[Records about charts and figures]
---*---

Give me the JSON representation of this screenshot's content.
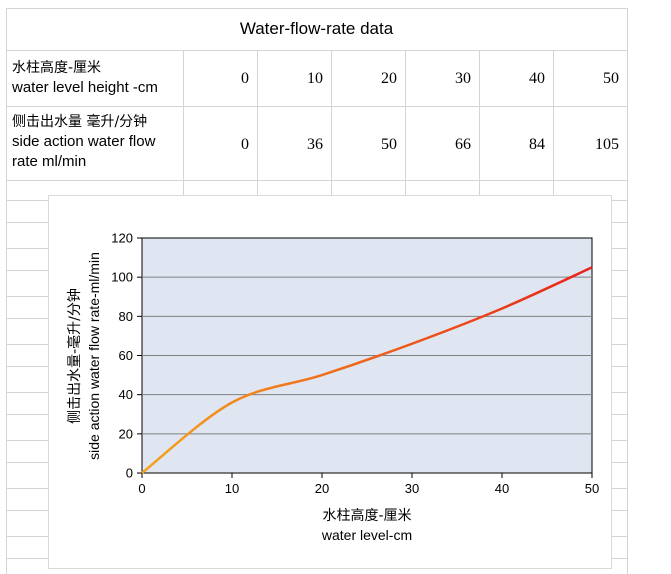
{
  "table": {
    "title": "Water-flow-rate data",
    "rows": [
      {
        "label_zh": "水柱高度-厘米",
        "label_en": "water level height -cm",
        "values": [
          "0",
          "10",
          "20",
          "30",
          "40",
          "50"
        ]
      },
      {
        "label_zh": "侧击出水量 毫升/分钟",
        "label_en_1": "side action water flow",
        "label_en_2": "rate ml/min",
        "values": [
          "0",
          "36",
          "50",
          "66",
          "84",
          "105"
        ]
      }
    ]
  },
  "chart_data": {
    "type": "line",
    "title": "",
    "xlabel_zh": "水柱高度-厘米",
    "xlabel_en": "water level-cm",
    "ylabel_zh": "侧击出水量-毫升/分钟",
    "ylabel_en": "side action water flow rate-ml/min",
    "x": [
      0,
      10,
      20,
      30,
      40,
      50
    ],
    "series": [
      {
        "values": [
          0,
          36,
          50,
          66,
          84,
          105
        ]
      }
    ],
    "xlim": [
      0,
      50
    ],
    "ylim": [
      0,
      120
    ],
    "xticks": [
      "0",
      "10",
      "20",
      "30",
      "40",
      "50"
    ],
    "yticks": [
      "0",
      "20",
      "40",
      "60",
      "80",
      "100",
      "120"
    ],
    "grid": "horizontal",
    "colors": {
      "plot_bg": "#dfe6f1",
      "grid": "#808080",
      "line_start": "#f5a21b",
      "line_end": "#e8231a"
    }
  }
}
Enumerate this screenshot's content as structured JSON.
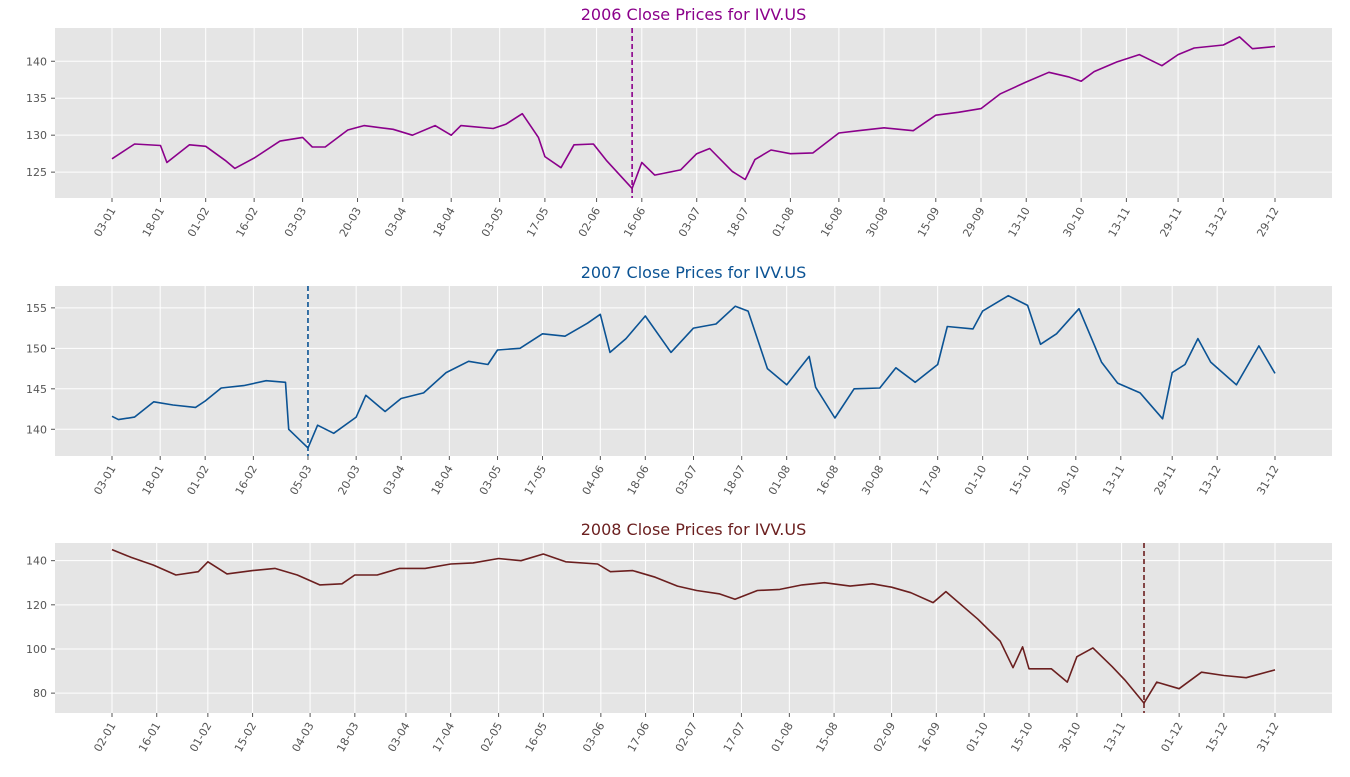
{
  "chart_data": [
    {
      "type": "line",
      "title": "2006 Close Prices for IVV.US",
      "color": "#8b008b",
      "xlabel": "",
      "ylabel": "",
      "ylim": [
        121.5,
        144.5
      ],
      "yticks": [
        125,
        130,
        135,
        140
      ],
      "x_range": [
        "2006-01-03",
        "2006-12-29"
      ],
      "xticks": [
        "03-01",
        "18-01",
        "01-02",
        "16-02",
        "03-03",
        "20-03",
        "03-04",
        "18-04",
        "03-05",
        "17-05",
        "02-06",
        "16-06",
        "03-07",
        "18-07",
        "01-08",
        "16-08",
        "30-08",
        "15-09",
        "29-09",
        "13-10",
        "30-10",
        "13-11",
        "29-11",
        "13-12",
        "29-12"
      ],
      "vline_date": "2006-06-13",
      "grid": true,
      "points": [
        [
          "2006-01-03",
          126.8
        ],
        [
          "2006-01-10",
          128.8
        ],
        [
          "2006-01-18",
          128.6
        ],
        [
          "2006-01-20",
          126.3
        ],
        [
          "2006-01-27",
          128.7
        ],
        [
          "2006-02-01",
          128.5
        ],
        [
          "2006-02-07",
          126.6
        ],
        [
          "2006-02-10",
          125.5
        ],
        [
          "2006-02-16",
          126.9
        ],
        [
          "2006-02-24",
          129.2
        ],
        [
          "2006-03-03",
          129.7
        ],
        [
          "2006-03-06",
          128.4
        ],
        [
          "2006-03-10",
          128.4
        ],
        [
          "2006-03-17",
          130.7
        ],
        [
          "2006-03-22",
          131.3
        ],
        [
          "2006-03-31",
          130.8
        ],
        [
          "2006-04-06",
          130.0
        ],
        [
          "2006-04-13",
          131.3
        ],
        [
          "2006-04-18",
          130.0
        ],
        [
          "2006-04-21",
          131.3
        ],
        [
          "2006-05-01",
          130.9
        ],
        [
          "2006-05-05",
          131.5
        ],
        [
          "2006-05-10",
          132.9
        ],
        [
          "2006-05-15",
          129.7
        ],
        [
          "2006-05-17",
          127.1
        ],
        [
          "2006-05-22",
          125.6
        ],
        [
          "2006-05-26",
          128.7
        ],
        [
          "2006-06-01",
          128.8
        ],
        [
          "2006-06-05",
          126.6
        ],
        [
          "2006-06-13",
          122.8
        ],
        [
          "2006-06-16",
          126.3
        ],
        [
          "2006-06-20",
          124.6
        ],
        [
          "2006-06-28",
          125.3
        ],
        [
          "2006-07-03",
          127.5
        ],
        [
          "2006-07-07",
          128.2
        ],
        [
          "2006-07-14",
          125.1
        ],
        [
          "2006-07-18",
          124.0
        ],
        [
          "2006-07-21",
          126.7
        ],
        [
          "2006-07-26",
          128.0
        ],
        [
          "2006-08-01",
          127.5
        ],
        [
          "2006-08-08",
          127.6
        ],
        [
          "2006-08-16",
          130.3
        ],
        [
          "2006-08-22",
          130.6
        ],
        [
          "2006-08-30",
          131.0
        ],
        [
          "2006-09-08",
          130.6
        ],
        [
          "2006-09-15",
          132.7
        ],
        [
          "2006-09-22",
          133.1
        ],
        [
          "2006-09-29",
          133.6
        ],
        [
          "2006-10-05",
          135.6
        ],
        [
          "2006-10-13",
          137.2
        ],
        [
          "2006-10-20",
          138.5
        ],
        [
          "2006-10-26",
          137.9
        ],
        [
          "2006-10-30",
          137.3
        ],
        [
          "2006-11-03",
          138.6
        ],
        [
          "2006-11-10",
          139.9
        ],
        [
          "2006-11-17",
          140.9
        ],
        [
          "2006-11-24",
          139.4
        ],
        [
          "2006-11-29",
          140.9
        ],
        [
          "2006-12-04",
          141.8
        ],
        [
          "2006-12-13",
          142.2
        ],
        [
          "2006-12-18",
          143.3
        ],
        [
          "2006-12-22",
          141.7
        ],
        [
          "2006-12-29",
          142.0
        ]
      ]
    },
    {
      "type": "line",
      "title": "2007 Close Prices for IVV.US",
      "color": "#0b5394",
      "xlabel": "",
      "ylabel": "",
      "ylim": [
        136.7,
        157.7
      ],
      "yticks": [
        140,
        145,
        150,
        155
      ],
      "x_range": [
        "2007-01-03",
        "2007-12-31"
      ],
      "xticks": [
        "03-01",
        "18-01",
        "01-02",
        "16-02",
        "05-03",
        "20-03",
        "03-04",
        "18-04",
        "03-05",
        "17-05",
        "04-06",
        "18-06",
        "03-07",
        "18-07",
        "01-08",
        "16-08",
        "30-08",
        "17-09",
        "01-10",
        "15-10",
        "30-10",
        "13-11",
        "29-11",
        "13-12",
        "31-12"
      ],
      "vline_date": "2007-03-05",
      "grid": true,
      "points": [
        [
          "2007-01-03",
          141.6
        ],
        [
          "2007-01-05",
          141.2
        ],
        [
          "2007-01-10",
          141.5
        ],
        [
          "2007-01-16",
          143.4
        ],
        [
          "2007-01-22",
          143.0
        ],
        [
          "2007-01-29",
          142.7
        ],
        [
          "2007-02-01",
          143.5
        ],
        [
          "2007-02-06",
          145.1
        ],
        [
          "2007-02-13",
          145.4
        ],
        [
          "2007-02-20",
          146.0
        ],
        [
          "2007-02-26",
          145.8
        ],
        [
          "2007-02-27",
          140.0
        ],
        [
          "2007-03-05",
          137.7
        ],
        [
          "2007-03-08",
          140.5
        ],
        [
          "2007-03-13",
          139.5
        ],
        [
          "2007-03-20",
          141.5
        ],
        [
          "2007-03-23",
          144.2
        ],
        [
          "2007-03-29",
          142.2
        ],
        [
          "2007-04-03",
          143.8
        ],
        [
          "2007-04-10",
          144.5
        ],
        [
          "2007-04-17",
          147.0
        ],
        [
          "2007-04-24",
          148.4
        ],
        [
          "2007-04-30",
          148.0
        ],
        [
          "2007-05-03",
          149.8
        ],
        [
          "2007-05-10",
          150.0
        ],
        [
          "2007-05-17",
          151.8
        ],
        [
          "2007-05-24",
          151.5
        ],
        [
          "2007-05-31",
          153.1
        ],
        [
          "2007-06-04",
          154.2
        ],
        [
          "2007-06-07",
          149.5
        ],
        [
          "2007-06-12",
          151.2
        ],
        [
          "2007-06-18",
          154.0
        ],
        [
          "2007-06-26",
          149.5
        ],
        [
          "2007-07-03",
          152.5
        ],
        [
          "2007-07-10",
          153.0
        ],
        [
          "2007-07-16",
          155.2
        ],
        [
          "2007-07-20",
          154.6
        ],
        [
          "2007-07-26",
          147.5
        ],
        [
          "2007-08-01",
          145.5
        ],
        [
          "2007-08-08",
          149.0
        ],
        [
          "2007-08-10",
          145.2
        ],
        [
          "2007-08-16",
          141.4
        ],
        [
          "2007-08-22",
          145.0
        ],
        [
          "2007-08-30",
          145.1
        ],
        [
          "2007-09-04",
          147.6
        ],
        [
          "2007-09-10",
          145.8
        ],
        [
          "2007-09-17",
          148.0
        ],
        [
          "2007-09-20",
          152.7
        ],
        [
          "2007-09-28",
          152.4
        ],
        [
          "2007-10-01",
          154.6
        ],
        [
          "2007-10-09",
          156.5
        ],
        [
          "2007-10-15",
          155.3
        ],
        [
          "2007-10-19",
          150.5
        ],
        [
          "2007-10-24",
          151.8
        ],
        [
          "2007-10-31",
          154.9
        ],
        [
          "2007-11-07",
          148.3
        ],
        [
          "2007-11-12",
          145.7
        ],
        [
          "2007-11-19",
          144.5
        ],
        [
          "2007-11-26",
          141.3
        ],
        [
          "2007-11-29",
          147.0
        ],
        [
          "2007-12-03",
          148.0
        ],
        [
          "2007-12-07",
          151.2
        ],
        [
          "2007-12-11",
          148.3
        ],
        [
          "2007-12-19",
          145.5
        ],
        [
          "2007-12-26",
          150.3
        ],
        [
          "2007-12-31",
          146.9
        ]
      ]
    },
    {
      "type": "line",
      "title": "2008 Close Prices for IVV.US",
      "color": "#6b1f1f",
      "xlabel": "",
      "ylabel": "",
      "ylim": [
        71,
        148
      ],
      "yticks": [
        80,
        100,
        120,
        140
      ],
      "x_range": [
        "2008-01-02",
        "2008-12-31"
      ],
      "xticks": [
        "02-01",
        "16-01",
        "01-02",
        "15-02",
        "04-03",
        "18-03",
        "03-04",
        "17-04",
        "02-05",
        "16-05",
        "03-06",
        "17-06",
        "02-07",
        "17-07",
        "01-08",
        "15-08",
        "02-09",
        "16-09",
        "01-10",
        "15-10",
        "30-10",
        "13-11",
        "01-12",
        "15-12",
        "31-12"
      ],
      "vline_date": "2008-11-20",
      "grid": true,
      "points": [
        [
          "2008-01-02",
          145.0
        ],
        [
          "2008-01-08",
          141.5
        ],
        [
          "2008-01-15",
          138.0
        ],
        [
          "2008-01-22",
          133.5
        ],
        [
          "2008-01-29",
          135.0
        ],
        [
          "2008-02-01",
          139.5
        ],
        [
          "2008-02-07",
          134.0
        ],
        [
          "2008-02-15",
          135.5
        ],
        [
          "2008-02-22",
          136.5
        ],
        [
          "2008-02-29",
          133.5
        ],
        [
          "2008-03-07",
          129.0
        ],
        [
          "2008-03-14",
          129.5
        ],
        [
          "2008-03-18",
          133.5
        ],
        [
          "2008-03-25",
          133.5
        ],
        [
          "2008-04-01",
          136.5
        ],
        [
          "2008-04-09",
          136.5
        ],
        [
          "2008-04-17",
          138.5
        ],
        [
          "2008-04-24",
          139.0
        ],
        [
          "2008-05-02",
          141.0
        ],
        [
          "2008-05-09",
          140.0
        ],
        [
          "2008-05-16",
          143.0
        ],
        [
          "2008-05-23",
          139.5
        ],
        [
          "2008-06-02",
          138.5
        ],
        [
          "2008-06-06",
          135.0
        ],
        [
          "2008-06-13",
          135.5
        ],
        [
          "2008-06-20",
          132.5
        ],
        [
          "2008-06-27",
          128.5
        ],
        [
          "2008-07-03",
          126.5
        ],
        [
          "2008-07-10",
          125.0
        ],
        [
          "2008-07-15",
          122.5
        ],
        [
          "2008-07-22",
          126.5
        ],
        [
          "2008-07-29",
          127.0
        ],
        [
          "2008-08-05",
          129.0
        ],
        [
          "2008-08-12",
          130.0
        ],
        [
          "2008-08-20",
          128.5
        ],
        [
          "2008-08-27",
          129.5
        ],
        [
          "2008-09-02",
          128.0
        ],
        [
          "2008-09-08",
          125.5
        ],
        [
          "2008-09-15",
          121.0
        ],
        [
          "2008-09-19",
          126.0
        ],
        [
          "2008-09-29",
          113.5
        ],
        [
          "2008-10-06",
          103.5
        ],
        [
          "2008-10-10",
          91.5
        ],
        [
          "2008-10-13",
          101.0
        ],
        [
          "2008-10-15",
          91.0
        ],
        [
          "2008-10-22",
          91.0
        ],
        [
          "2008-10-27",
          85.0
        ],
        [
          "2008-10-30",
          96.5
        ],
        [
          "2008-11-04",
          100.5
        ],
        [
          "2008-11-10",
          92.0
        ],
        [
          "2008-11-14",
          86.0
        ],
        [
          "2008-11-20",
          75.5
        ],
        [
          "2008-11-24",
          85.0
        ],
        [
          "2008-12-01",
          82.0
        ],
        [
          "2008-12-08",
          89.5
        ],
        [
          "2008-12-15",
          88.0
        ],
        [
          "2008-12-22",
          87.0
        ],
        [
          "2008-12-31",
          90.5
        ]
      ]
    }
  ]
}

---*---

### EXERCISE OBJECTIVE
The word "title" may appear on some lines. Report how many lines hold it, giving the number alone.

### WORKED ANSWER
5